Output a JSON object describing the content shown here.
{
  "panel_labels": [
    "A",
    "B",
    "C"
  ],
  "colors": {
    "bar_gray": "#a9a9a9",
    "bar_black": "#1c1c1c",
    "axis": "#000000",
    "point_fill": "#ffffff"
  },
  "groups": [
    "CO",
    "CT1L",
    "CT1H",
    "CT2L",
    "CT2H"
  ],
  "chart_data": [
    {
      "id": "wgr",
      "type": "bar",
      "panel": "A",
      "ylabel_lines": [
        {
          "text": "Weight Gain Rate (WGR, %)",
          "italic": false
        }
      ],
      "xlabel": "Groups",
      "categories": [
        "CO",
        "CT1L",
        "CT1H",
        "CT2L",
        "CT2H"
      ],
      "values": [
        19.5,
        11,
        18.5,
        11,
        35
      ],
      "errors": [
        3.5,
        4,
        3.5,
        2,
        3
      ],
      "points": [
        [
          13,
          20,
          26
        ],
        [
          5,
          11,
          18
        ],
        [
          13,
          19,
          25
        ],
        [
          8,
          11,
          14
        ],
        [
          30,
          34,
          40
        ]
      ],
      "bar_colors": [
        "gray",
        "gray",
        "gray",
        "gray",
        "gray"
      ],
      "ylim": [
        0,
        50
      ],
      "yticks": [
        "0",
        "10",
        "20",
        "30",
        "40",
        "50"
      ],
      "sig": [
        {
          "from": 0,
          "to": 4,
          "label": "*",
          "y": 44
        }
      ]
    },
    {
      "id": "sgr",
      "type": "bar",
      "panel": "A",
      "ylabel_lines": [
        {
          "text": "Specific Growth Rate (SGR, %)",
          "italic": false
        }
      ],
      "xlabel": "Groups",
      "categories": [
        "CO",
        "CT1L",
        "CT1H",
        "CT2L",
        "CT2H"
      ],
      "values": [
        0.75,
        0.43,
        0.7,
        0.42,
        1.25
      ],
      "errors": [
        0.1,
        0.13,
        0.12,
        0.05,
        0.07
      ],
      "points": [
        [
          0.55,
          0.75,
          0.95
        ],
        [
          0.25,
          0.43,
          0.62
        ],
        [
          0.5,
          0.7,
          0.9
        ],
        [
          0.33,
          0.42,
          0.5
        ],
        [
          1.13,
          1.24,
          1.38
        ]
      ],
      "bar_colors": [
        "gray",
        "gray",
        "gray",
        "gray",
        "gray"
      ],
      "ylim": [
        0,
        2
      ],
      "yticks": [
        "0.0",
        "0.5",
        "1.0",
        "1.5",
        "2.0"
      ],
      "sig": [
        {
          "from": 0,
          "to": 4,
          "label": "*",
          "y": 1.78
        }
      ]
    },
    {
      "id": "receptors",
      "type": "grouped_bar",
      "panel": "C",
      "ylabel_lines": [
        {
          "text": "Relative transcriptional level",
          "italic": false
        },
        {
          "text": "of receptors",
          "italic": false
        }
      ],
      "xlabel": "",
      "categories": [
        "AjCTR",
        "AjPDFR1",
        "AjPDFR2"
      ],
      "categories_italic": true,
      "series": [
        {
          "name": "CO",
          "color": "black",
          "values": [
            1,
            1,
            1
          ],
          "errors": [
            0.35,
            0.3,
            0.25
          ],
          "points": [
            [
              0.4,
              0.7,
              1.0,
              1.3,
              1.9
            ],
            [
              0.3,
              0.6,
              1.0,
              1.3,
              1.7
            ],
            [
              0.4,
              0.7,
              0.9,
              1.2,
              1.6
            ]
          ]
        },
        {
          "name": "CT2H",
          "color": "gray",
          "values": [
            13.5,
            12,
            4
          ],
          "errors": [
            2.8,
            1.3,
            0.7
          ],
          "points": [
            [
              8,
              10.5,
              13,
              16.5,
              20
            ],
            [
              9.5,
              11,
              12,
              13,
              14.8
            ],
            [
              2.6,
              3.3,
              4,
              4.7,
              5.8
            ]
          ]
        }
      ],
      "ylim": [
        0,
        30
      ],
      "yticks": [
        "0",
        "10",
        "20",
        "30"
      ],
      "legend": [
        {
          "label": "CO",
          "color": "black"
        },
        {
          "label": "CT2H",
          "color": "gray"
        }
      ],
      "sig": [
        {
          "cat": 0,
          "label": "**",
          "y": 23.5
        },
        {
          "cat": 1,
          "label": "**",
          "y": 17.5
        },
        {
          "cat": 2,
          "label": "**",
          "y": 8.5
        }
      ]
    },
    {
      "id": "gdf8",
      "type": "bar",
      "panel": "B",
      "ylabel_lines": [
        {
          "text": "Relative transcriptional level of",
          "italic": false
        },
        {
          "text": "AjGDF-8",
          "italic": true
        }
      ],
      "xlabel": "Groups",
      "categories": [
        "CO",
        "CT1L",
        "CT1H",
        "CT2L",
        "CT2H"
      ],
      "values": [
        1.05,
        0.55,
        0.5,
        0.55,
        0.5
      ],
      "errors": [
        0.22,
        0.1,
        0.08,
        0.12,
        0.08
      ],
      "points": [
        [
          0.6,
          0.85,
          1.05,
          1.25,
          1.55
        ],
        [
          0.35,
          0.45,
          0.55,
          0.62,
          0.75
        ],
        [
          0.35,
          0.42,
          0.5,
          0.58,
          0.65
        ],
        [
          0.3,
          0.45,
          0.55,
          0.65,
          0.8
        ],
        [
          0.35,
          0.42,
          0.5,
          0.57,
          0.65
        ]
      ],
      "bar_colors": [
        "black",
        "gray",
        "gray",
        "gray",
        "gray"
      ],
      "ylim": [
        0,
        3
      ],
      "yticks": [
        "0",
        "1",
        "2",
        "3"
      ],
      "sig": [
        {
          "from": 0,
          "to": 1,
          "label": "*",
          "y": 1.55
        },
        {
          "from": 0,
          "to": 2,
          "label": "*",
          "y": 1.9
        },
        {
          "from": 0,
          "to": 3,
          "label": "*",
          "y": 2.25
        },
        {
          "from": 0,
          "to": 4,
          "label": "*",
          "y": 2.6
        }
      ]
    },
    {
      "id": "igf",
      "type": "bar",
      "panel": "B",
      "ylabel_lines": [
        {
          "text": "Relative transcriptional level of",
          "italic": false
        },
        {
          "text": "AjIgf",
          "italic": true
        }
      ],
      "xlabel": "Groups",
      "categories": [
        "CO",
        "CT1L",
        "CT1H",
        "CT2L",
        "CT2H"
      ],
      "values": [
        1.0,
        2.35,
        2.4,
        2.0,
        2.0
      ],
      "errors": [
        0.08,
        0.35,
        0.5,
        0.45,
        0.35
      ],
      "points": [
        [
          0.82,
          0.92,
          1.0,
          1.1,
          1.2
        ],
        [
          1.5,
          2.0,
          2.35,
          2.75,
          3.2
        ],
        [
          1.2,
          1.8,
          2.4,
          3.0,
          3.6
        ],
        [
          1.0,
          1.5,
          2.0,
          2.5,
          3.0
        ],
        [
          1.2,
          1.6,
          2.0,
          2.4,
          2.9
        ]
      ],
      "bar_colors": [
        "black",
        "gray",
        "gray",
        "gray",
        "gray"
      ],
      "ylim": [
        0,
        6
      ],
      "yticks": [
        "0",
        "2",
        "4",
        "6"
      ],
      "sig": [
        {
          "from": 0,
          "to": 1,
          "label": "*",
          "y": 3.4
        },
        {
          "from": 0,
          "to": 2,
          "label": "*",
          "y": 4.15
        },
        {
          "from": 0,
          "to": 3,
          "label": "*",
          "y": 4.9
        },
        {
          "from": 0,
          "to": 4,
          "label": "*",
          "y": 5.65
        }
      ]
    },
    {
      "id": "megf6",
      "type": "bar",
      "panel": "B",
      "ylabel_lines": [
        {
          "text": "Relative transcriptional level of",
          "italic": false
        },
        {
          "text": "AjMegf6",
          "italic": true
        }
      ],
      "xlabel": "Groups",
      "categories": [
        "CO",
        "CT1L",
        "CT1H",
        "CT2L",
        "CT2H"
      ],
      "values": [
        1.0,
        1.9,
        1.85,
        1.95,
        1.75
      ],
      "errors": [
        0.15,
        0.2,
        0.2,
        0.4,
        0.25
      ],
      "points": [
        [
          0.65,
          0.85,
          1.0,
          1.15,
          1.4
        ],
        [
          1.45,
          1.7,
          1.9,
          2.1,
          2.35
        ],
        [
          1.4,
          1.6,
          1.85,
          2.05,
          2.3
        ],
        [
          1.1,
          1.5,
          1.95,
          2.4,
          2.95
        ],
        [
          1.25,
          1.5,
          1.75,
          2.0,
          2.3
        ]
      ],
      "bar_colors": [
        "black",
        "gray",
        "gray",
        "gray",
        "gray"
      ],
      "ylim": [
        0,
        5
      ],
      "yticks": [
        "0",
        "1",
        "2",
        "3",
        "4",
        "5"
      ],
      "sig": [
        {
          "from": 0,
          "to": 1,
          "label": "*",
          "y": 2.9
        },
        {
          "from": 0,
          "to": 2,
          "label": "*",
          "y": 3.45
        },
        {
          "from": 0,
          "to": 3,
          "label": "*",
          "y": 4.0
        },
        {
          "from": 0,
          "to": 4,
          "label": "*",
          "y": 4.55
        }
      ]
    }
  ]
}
*-*-*
From the data above, copy out every line with the string "text" in it.

          "text": "Weight Gain Rate (WGR, %)",
          "text": "Specific Growth Rate (SGR, %)",
          "text": "Relative transcriptional level",
          "text": "of receptors",
          "text": "Relative transcriptional level of",
          "text": "AjGDF-8",
          "text": "Relative transcriptional level of",
          "text": "AjIgf",
          "text": "Relative transcriptional level of",
          "text": "AjMegf6",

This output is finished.